• [PROBLEM]:
The answer must be a single number, namely how many lines in the entries below contain the string "title".

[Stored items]
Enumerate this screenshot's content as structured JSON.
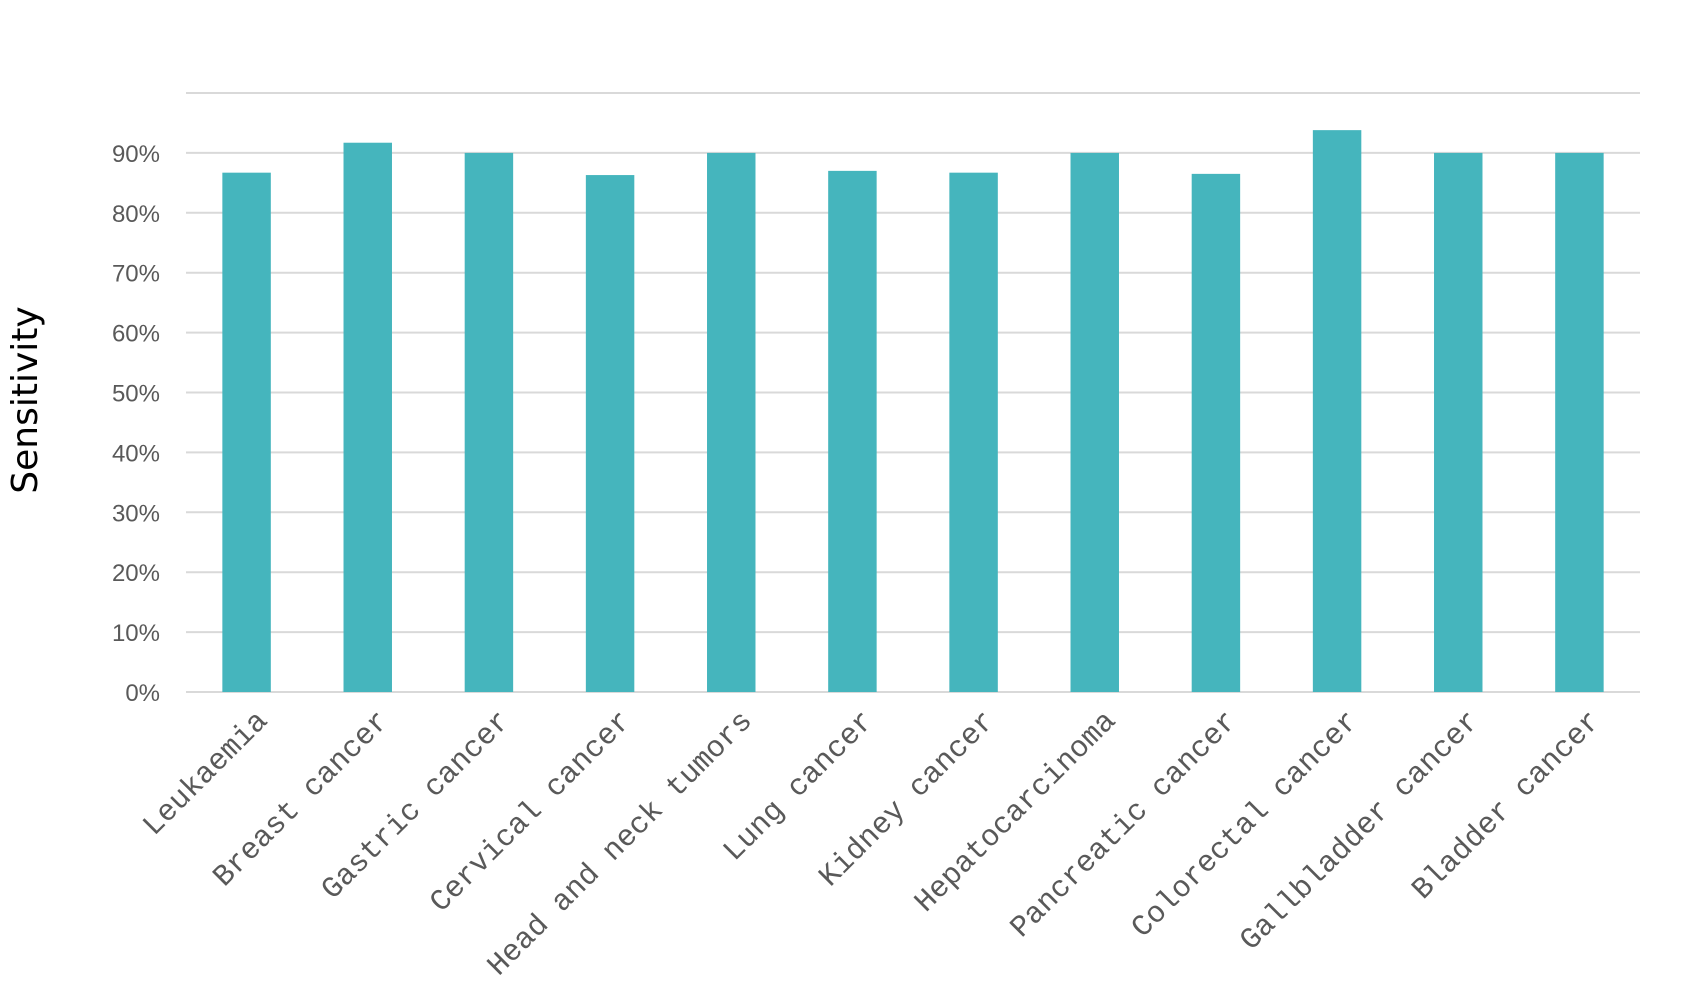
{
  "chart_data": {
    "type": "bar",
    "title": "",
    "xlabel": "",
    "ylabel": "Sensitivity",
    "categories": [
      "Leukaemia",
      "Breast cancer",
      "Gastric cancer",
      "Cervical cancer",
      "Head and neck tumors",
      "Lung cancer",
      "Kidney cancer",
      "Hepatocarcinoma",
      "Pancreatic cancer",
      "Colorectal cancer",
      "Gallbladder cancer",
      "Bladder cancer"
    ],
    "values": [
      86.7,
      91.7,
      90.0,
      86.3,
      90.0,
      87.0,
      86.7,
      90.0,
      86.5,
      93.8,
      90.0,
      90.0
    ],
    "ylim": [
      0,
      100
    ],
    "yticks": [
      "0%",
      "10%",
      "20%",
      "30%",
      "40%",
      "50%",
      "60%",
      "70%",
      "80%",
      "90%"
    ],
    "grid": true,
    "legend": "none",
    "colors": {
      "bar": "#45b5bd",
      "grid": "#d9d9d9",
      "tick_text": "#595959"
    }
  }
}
...
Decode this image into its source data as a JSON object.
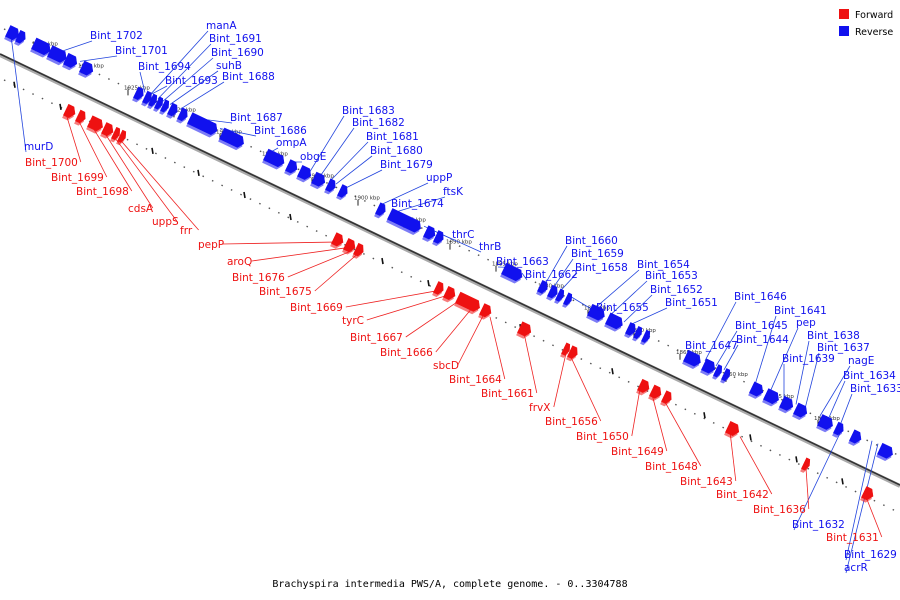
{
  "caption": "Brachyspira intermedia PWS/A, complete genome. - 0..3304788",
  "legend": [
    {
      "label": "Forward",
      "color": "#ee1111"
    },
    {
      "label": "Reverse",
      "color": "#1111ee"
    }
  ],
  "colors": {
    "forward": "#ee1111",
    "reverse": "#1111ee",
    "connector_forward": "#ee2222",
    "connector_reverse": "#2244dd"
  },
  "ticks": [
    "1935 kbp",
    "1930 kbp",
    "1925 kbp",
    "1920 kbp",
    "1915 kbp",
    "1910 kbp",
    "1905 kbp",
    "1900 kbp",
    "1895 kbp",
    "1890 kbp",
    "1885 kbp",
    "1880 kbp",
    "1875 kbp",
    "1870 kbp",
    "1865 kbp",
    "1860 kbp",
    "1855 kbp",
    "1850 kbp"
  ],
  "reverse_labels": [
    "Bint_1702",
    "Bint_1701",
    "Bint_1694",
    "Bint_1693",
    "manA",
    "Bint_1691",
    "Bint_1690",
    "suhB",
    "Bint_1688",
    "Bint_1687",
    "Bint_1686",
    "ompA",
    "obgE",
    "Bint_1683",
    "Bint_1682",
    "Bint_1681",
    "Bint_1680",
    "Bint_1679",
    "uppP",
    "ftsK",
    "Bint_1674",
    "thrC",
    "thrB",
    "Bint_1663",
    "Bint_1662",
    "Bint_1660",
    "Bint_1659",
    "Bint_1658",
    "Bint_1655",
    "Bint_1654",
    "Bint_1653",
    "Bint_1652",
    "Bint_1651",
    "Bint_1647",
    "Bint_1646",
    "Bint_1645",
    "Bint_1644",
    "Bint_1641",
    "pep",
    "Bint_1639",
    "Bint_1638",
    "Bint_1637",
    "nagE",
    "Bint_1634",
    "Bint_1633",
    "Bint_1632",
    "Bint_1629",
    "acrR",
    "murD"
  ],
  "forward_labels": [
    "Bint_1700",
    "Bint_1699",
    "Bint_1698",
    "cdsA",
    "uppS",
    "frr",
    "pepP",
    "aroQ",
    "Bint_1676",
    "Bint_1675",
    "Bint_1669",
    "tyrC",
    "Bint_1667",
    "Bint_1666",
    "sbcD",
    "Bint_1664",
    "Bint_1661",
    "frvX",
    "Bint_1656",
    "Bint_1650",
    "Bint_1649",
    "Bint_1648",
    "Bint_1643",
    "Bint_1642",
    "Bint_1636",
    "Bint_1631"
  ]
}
---
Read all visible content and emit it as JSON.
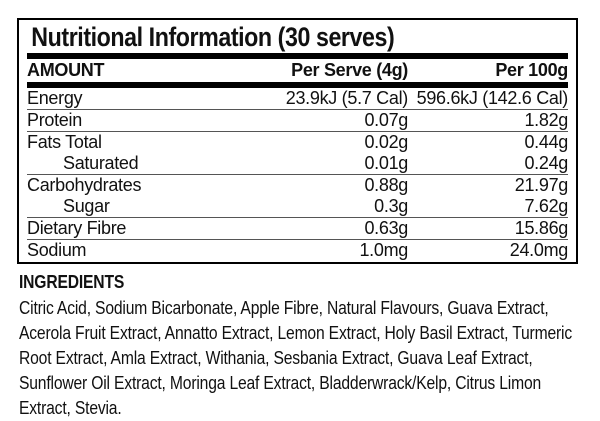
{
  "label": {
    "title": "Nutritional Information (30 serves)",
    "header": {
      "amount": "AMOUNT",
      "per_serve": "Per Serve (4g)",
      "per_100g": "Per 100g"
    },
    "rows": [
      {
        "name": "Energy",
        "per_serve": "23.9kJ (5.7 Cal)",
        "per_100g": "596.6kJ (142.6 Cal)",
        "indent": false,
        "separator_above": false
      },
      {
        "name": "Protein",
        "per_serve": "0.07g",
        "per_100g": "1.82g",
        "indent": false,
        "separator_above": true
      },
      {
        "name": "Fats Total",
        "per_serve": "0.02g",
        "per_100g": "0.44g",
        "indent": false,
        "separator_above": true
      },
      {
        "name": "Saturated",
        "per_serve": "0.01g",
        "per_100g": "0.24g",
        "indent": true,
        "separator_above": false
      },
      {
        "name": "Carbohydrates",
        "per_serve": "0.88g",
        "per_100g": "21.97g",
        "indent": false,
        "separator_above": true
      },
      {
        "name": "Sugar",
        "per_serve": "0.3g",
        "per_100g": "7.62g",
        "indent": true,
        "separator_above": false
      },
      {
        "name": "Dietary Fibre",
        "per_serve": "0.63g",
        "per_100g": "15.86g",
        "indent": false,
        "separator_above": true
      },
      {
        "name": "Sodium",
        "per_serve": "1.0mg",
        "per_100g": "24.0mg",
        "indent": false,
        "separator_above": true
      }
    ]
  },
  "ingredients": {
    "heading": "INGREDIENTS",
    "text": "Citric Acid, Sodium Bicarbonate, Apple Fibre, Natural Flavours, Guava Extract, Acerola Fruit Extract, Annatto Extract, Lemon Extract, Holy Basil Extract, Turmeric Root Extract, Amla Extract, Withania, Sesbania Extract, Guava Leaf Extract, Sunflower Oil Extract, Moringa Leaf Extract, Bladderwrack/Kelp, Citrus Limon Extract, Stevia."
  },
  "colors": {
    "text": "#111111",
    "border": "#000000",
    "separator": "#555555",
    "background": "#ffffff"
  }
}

• [TASK RESULT]:
2